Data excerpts
## Start

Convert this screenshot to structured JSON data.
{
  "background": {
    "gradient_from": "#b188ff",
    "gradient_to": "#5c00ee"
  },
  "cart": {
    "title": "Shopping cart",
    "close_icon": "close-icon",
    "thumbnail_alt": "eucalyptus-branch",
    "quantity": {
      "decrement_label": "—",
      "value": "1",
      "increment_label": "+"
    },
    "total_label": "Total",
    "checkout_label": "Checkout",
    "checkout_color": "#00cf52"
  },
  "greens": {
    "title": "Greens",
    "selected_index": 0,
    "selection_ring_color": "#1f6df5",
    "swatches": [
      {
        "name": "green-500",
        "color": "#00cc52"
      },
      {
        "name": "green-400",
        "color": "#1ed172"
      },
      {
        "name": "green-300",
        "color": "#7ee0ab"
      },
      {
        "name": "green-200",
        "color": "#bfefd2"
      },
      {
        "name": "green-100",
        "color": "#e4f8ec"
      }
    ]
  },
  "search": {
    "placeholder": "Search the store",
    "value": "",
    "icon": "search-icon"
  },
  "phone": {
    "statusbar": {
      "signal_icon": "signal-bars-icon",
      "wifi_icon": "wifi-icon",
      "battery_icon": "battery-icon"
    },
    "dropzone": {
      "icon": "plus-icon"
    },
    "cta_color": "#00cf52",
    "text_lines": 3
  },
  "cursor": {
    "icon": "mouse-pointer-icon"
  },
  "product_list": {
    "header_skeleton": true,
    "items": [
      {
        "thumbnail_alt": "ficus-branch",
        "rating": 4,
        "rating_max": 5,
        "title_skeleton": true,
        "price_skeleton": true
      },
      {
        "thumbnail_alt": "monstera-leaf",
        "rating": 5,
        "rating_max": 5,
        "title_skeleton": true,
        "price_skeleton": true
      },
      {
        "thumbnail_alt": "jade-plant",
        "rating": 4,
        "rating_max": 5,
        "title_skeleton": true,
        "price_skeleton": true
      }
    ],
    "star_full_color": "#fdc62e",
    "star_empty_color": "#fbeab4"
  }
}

## End

GIVEN TASK
Return all the lines that contain the string "branch".

EXERCISE OUTPUT
    "thumbnail_alt": "eucalyptus-branch",
        "thumbnail_alt": "ficus-branch",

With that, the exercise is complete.